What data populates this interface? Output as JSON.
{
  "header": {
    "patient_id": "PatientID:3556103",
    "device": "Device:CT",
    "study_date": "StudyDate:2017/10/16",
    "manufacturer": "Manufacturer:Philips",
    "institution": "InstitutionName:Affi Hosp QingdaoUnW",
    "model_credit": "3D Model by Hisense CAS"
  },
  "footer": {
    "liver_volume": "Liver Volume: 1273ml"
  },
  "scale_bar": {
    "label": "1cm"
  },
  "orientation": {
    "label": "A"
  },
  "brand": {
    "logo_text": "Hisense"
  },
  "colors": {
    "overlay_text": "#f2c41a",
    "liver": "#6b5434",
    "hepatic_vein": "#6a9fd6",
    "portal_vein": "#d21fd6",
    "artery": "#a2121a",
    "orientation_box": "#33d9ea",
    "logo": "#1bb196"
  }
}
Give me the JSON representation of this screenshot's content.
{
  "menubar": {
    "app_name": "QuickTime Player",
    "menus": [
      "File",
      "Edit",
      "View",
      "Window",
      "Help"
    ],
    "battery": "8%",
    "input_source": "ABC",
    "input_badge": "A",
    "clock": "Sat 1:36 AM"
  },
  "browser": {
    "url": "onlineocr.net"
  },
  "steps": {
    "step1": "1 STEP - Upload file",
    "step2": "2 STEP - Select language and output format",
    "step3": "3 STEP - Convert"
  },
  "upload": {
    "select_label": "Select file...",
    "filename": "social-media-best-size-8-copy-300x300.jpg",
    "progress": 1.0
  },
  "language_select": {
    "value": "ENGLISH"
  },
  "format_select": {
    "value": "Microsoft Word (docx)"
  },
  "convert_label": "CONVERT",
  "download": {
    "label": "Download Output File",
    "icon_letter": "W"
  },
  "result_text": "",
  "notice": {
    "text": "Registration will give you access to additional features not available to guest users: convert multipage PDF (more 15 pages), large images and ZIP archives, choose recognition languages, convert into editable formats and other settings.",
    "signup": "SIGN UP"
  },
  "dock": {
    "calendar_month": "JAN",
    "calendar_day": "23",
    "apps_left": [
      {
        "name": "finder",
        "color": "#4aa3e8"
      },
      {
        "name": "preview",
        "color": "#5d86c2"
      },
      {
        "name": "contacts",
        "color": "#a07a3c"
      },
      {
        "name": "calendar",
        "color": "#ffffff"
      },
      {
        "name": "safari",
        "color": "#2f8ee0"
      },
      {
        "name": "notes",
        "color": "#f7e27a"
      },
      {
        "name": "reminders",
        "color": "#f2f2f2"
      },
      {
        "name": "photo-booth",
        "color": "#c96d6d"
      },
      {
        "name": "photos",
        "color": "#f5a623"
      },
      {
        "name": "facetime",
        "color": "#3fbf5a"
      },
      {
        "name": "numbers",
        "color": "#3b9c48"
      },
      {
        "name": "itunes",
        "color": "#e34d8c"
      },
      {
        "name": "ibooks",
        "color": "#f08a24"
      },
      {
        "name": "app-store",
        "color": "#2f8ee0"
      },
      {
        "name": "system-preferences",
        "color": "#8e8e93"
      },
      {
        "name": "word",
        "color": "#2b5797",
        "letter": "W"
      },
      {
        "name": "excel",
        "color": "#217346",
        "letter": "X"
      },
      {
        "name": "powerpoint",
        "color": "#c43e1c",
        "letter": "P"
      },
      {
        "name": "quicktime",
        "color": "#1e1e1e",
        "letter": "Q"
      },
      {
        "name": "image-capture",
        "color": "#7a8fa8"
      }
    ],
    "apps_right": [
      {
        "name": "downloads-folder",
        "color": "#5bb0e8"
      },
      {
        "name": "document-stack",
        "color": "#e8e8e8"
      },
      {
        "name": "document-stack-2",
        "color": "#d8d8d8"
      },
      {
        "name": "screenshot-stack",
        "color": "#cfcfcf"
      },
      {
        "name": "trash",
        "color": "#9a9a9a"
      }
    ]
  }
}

════════

Set every line of the listing down word for word.

What data populates this interface? Output as JSON.
{
  "header": {
    "patient_id": "PatientID:3556103",
    "device": "Device:CT",
    "study_date": "StudyDate:2017/10/16",
    "manufacturer": "Manufacturer:Philips",
    "institution": "InstitutionName:Affi Hosp QingdaoUnW",
    "model_credit": "3D Model by Hisense CAS"
  },
  "footer": {
    "liver_volume": "Liver Volume: 1273ml"
  },
  "scale_bar": {
    "label": "1cm"
  },
  "orientation": {
    "label": "A"
  },
  "brand": {
    "logo_text": "Hisense"
  },
  "colors": {
    "overlay_text": "#f2c41a",
    "liver": "#6b5434",
    "hepatic_vein": "#6a9fd6",
    "portal_vein": "#d21fd6",
    "artery": "#a2121a",
    "orientation_box": "#33d9ea",
    "logo": "#1bb196"
  }
}
Give me the JSON representation of this screenshot's content.
{
  "menubar": {
    "app_name": "QuickTime Player",
    "menus": [
      "File",
      "Edit",
      "View",
      "Window",
      "Help"
    ],
    "battery": "8%",
    "input_source": "ABC",
    "input_badge": "A",
    "clock": "Sat 1:36 AM"
  },
  "browser": {
    "url": "onlineocr.net"
  },
  "steps": {
    "step1": "1 STEP - Upload file",
    "step2": "2 STEP - Select language and output format",
    "step3": "3 STEP - Convert"
  },
  "upload": {
    "select_label": "Select file...",
    "filename": "social-media-best-size-8-copy-300x300.jpg",
    "progress": 1.0
  },
  "language_select": {
    "value": "ENGLISH"
  },
  "format_select": {
    "value": "Microsoft Word (docx)"
  },
  "convert_label": "CONVERT",
  "download": {
    "label": "Download Output File",
    "icon_letter": "W"
  },
  "result_text": "",
  "notice": {
    "text": "Registration will give you access to additional features not available to guest users: convert multipage PDF (more 15 pages), large images and ZIP archives, choose recognition languages, convert into editable formats and other settings.",
    "signup": "SIGN UP"
  },
  "dock": {
    "calendar_month": "JAN",
    "calendar_day": "23",
    "apps_left": [
      {
        "name": "finder",
        "color": "#4aa3e8"
      },
      {
        "name": "preview",
        "color": "#5d86c2"
      },
      {
        "name": "contacts",
        "color": "#a07a3c"
      },
      {
        "name": "calendar",
        "color": "#ffffff"
      },
      {
        "name": "safari",
        "color": "#2f8ee0"
      },
      {
        "name": "notes",
        "color": "#f7e27a"
      },
      {
        "name": "reminders",
        "color": "#f2f2f2"
      },
      {
        "name": "photo-booth",
        "color": "#c96d6d"
      },
      {
        "name": "photos",
        "color": "#f5a623"
      },
      {
        "name": "facetime",
        "color": "#3fbf5a"
      },
      {
        "name": "numbers",
        "color": "#3b9c48"
      },
      {
        "name": "itunes",
        "color": "#e34d8c"
      },
      {
        "name": "ibooks",
        "color": "#f08a24"
      },
      {
        "name": "app-store",
        "color": "#2f8ee0"
      },
      {
        "name": "system-preferences",
        "color": "#8e8e93"
      },
      {
        "name": "word",
        "color": "#2b5797",
        "letter": "W"
      },
      {
        "name": "excel",
        "color": "#217346",
        "letter": "X"
      },
      {
        "name": "powerpoint",
        "color": "#c43e1c",
        "letter": "P"
      },
      {
        "name": "quicktime",
        "color": "#1e1e1e",
        "letter": "Q"
      },
      {
        "name": "image-capture",
        "color": "#7a8fa8"
      }
    ],
    "apps_right": [
      {
        "name": "downloads-folder",
        "color": "#5bb0e8"
      },
      {
        "name": "document-stack",
        "color": "#e8e8e8"
      },
      {
        "name": "document-stack-2",
        "color": "#d8d8d8"
      },
      {
        "name": "screenshot-stack",
        "color": "#cfcfcf"
      },
      {
        "name": "trash",
        "color": "#9a9a9a"
      }
    ]
  }
}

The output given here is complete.